> _EXERCISE TASK_:
Leaving out every picture, quote the data below exactly as it appears.

Source data
□ □ □ □ □

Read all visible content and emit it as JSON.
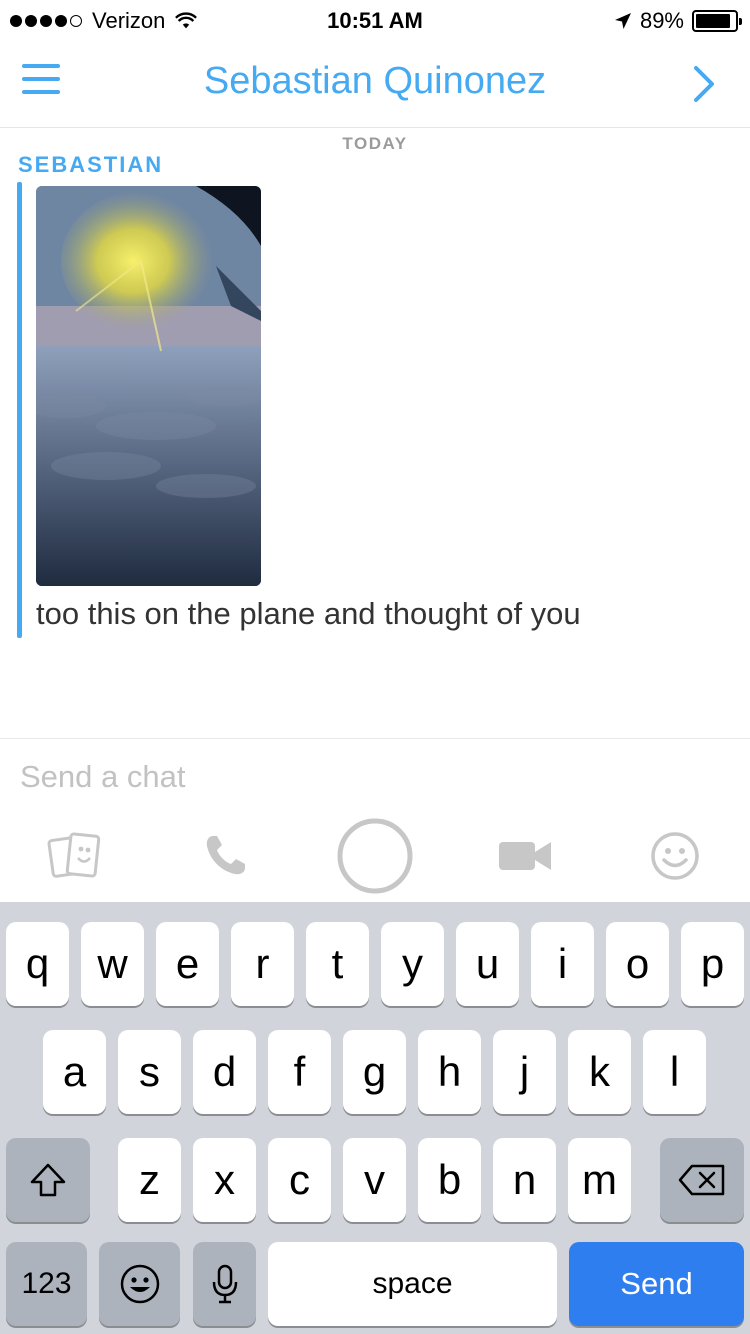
{
  "status_bar": {
    "carrier": "Verizon",
    "time": "10:51 AM",
    "battery": "89%",
    "battery_level": 0.89
  },
  "header": {
    "title": "Sebastian Quinonez"
  },
  "chat": {
    "day_label": "TODAY",
    "sender": "SEBASTIAN",
    "message_text": "too this on the plane and thought of you"
  },
  "compose": {
    "placeholder": "Send a chat"
  },
  "keyboard": {
    "row1": [
      "q",
      "w",
      "e",
      "r",
      "t",
      "y",
      "u",
      "i",
      "o",
      "p"
    ],
    "row2": [
      "a",
      "s",
      "d",
      "f",
      "g",
      "h",
      "j",
      "k",
      "l"
    ],
    "row3": [
      "z",
      "x",
      "c",
      "v",
      "b",
      "n",
      "m"
    ],
    "numbers_label": "123",
    "space_label": "space",
    "send_label": "Send"
  },
  "colors": {
    "accent": "#45aaf2",
    "send_button": "#2f7ef0",
    "keyboard_bg": "#d1d5db"
  },
  "icons": [
    "wifi-icon",
    "location-arrow-icon",
    "menu-icon",
    "chevron-right-icon",
    "gallery-icon",
    "phone-icon",
    "capture-icon",
    "video-icon",
    "smiley-icon",
    "shift-icon",
    "backspace-icon",
    "emoji-icon",
    "microphone-icon"
  ]
}
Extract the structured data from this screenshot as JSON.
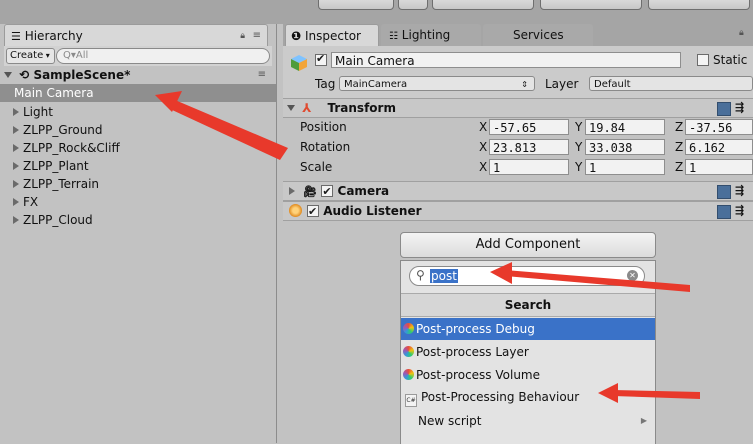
{
  "hierarchy": {
    "tab_label": "Hierarchy",
    "create_label": "Create",
    "search_placeholder": "Q▾All",
    "scene_name": "SampleScene*",
    "items": [
      {
        "label": "Main Camera"
      },
      {
        "label": "Light"
      },
      {
        "label": "ZLPP_Ground"
      },
      {
        "label": "ZLPP_Rock&Cliff"
      },
      {
        "label": "ZLPP_Plant"
      },
      {
        "label": "ZLPP_Terrain"
      },
      {
        "label": "FX"
      },
      {
        "label": "ZLPP_Cloud"
      }
    ]
  },
  "inspector": {
    "tabs": [
      "Inspector",
      "Lighting",
      "Services"
    ],
    "object_name": "Main Camera",
    "static_label": "Static",
    "tag_label": "Tag",
    "tag_value": "MainCamera",
    "layer_label": "Layer",
    "layer_value": "Default",
    "transform": {
      "title": "Transform",
      "position_label": "Position",
      "rotation_label": "Rotation",
      "scale_label": "Scale",
      "x": "X",
      "y": "Y",
      "z": "Z",
      "position": [
        "-57.65",
        "19.84",
        "-37.56"
      ],
      "rotation": [
        "23.813",
        "33.038",
        "6.162"
      ],
      "scale": [
        "1",
        "1",
        "1"
      ]
    },
    "components": [
      "Camera",
      "Audio Listener"
    ]
  },
  "add_component": {
    "button_label": "Add Component",
    "search_value": "post",
    "section_title": "Search",
    "results": [
      {
        "label": "Post-process Debug",
        "icon": "color-wheel-icon",
        "selected": true
      },
      {
        "label": "Post-process Layer",
        "icon": "color-wheel-icon",
        "selected": false
      },
      {
        "label": "Post-process Volume",
        "icon": "color-wheel-icon",
        "selected": false
      },
      {
        "label": "Post-Processing Behaviour",
        "icon": "csharp-script-icon",
        "selected": false
      },
      {
        "label": "New script",
        "icon": "",
        "selected": false
      }
    ]
  },
  "colors": {
    "selection": "#3a72c8",
    "arrow": "#e8392b"
  }
}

□ □ □ □ □

> _COMPLETED TASK_:
Read all visible content and emit it as JSON.
{
  "status_bar": {
    "carrier": "Verizon",
    "time": "10:51 AM",
    "battery": "89%",
    "battery_level": 0.89
  },
  "header": {
    "title": "Sebastian Quinonez"
  },
  "chat": {
    "day_label": "TODAY",
    "sender": "SEBASTIAN",
    "message_text": "too this on the plane and thought of you"
  },
  "compose": {
    "placeholder": "Send a chat"
  },
  "keyboard": {
    "row1": [
      "q",
      "w",
      "e",
      "r",
      "t",
      "y",
      "u",
      "i",
      "o",
      "p"
    ],
    "row2": [
      "a",
      "s",
      "d",
      "f",
      "g",
      "h",
      "j",
      "k",
      "l"
    ],
    "row3": [
      "z",
      "x",
      "c",
      "v",
      "b",
      "n",
      "m"
    ],
    "numbers_label": "123",
    "space_label": "space",
    "send_label": "Send"
  },
  "colors": {
    "accent": "#45aaf2",
    "send_button": "#2f7ef0",
    "keyboard_bg": "#d1d5db"
  },
  "icons": [
    "wifi-icon",
    "location-arrow-icon",
    "menu-icon",
    "chevron-right-icon",
    "gallery-icon",
    "phone-icon",
    "capture-icon",
    "video-icon",
    "smiley-icon",
    "shift-icon",
    "backspace-icon",
    "emoji-icon",
    "microphone-icon"
  ]
}
Extract the structured data from this screenshot as JSON.
{
  "hierarchy": {
    "tab_label": "Hierarchy",
    "create_label": "Create",
    "search_placeholder": "Q▾All",
    "scene_name": "SampleScene*",
    "items": [
      {
        "label": "Main Camera"
      },
      {
        "label": "Light"
      },
      {
        "label": "ZLPP_Ground"
      },
      {
        "label": "ZLPP_Rock&Cliff"
      },
      {
        "label": "ZLPP_Plant"
      },
      {
        "label": "ZLPP_Terrain"
      },
      {
        "label": "FX"
      },
      {
        "label": "ZLPP_Cloud"
      }
    ]
  },
  "inspector": {
    "tabs": [
      "Inspector",
      "Lighting",
      "Services"
    ],
    "object_name": "Main Camera",
    "static_label": "Static",
    "tag_label": "Tag",
    "tag_value": "MainCamera",
    "layer_label": "Layer",
    "layer_value": "Default",
    "transform": {
      "title": "Transform",
      "position_label": "Position",
      "rotation_label": "Rotation",
      "scale_label": "Scale",
      "x": "X",
      "y": "Y",
      "z": "Z",
      "position": [
        "-57.65",
        "19.84",
        "-37.56"
      ],
      "rotation": [
        "23.813",
        "33.038",
        "6.162"
      ],
      "scale": [
        "1",
        "1",
        "1"
      ]
    },
    "components": [
      "Camera",
      "Audio Listener"
    ]
  },
  "add_component": {
    "button_label": "Add Component",
    "search_value": "post",
    "section_title": "Search",
    "results": [
      {
        "label": "Post-process Debug",
        "icon": "color-wheel-icon",
        "selected": true
      },
      {
        "label": "Post-process Layer",
        "icon": "color-wheel-icon",
        "selected": false
      },
      {
        "label": "Post-process Volume",
        "icon": "color-wheel-icon",
        "selected": false
      },
      {
        "label": "Post-Processing Behaviour",
        "icon": "csharp-script-icon",
        "selected": false
      },
      {
        "label": "New script",
        "icon": "",
        "selected": false
      }
    ]
  },
  "colors": {
    "selection": "#3a72c8",
    "arrow": "#e8392b"
  }
}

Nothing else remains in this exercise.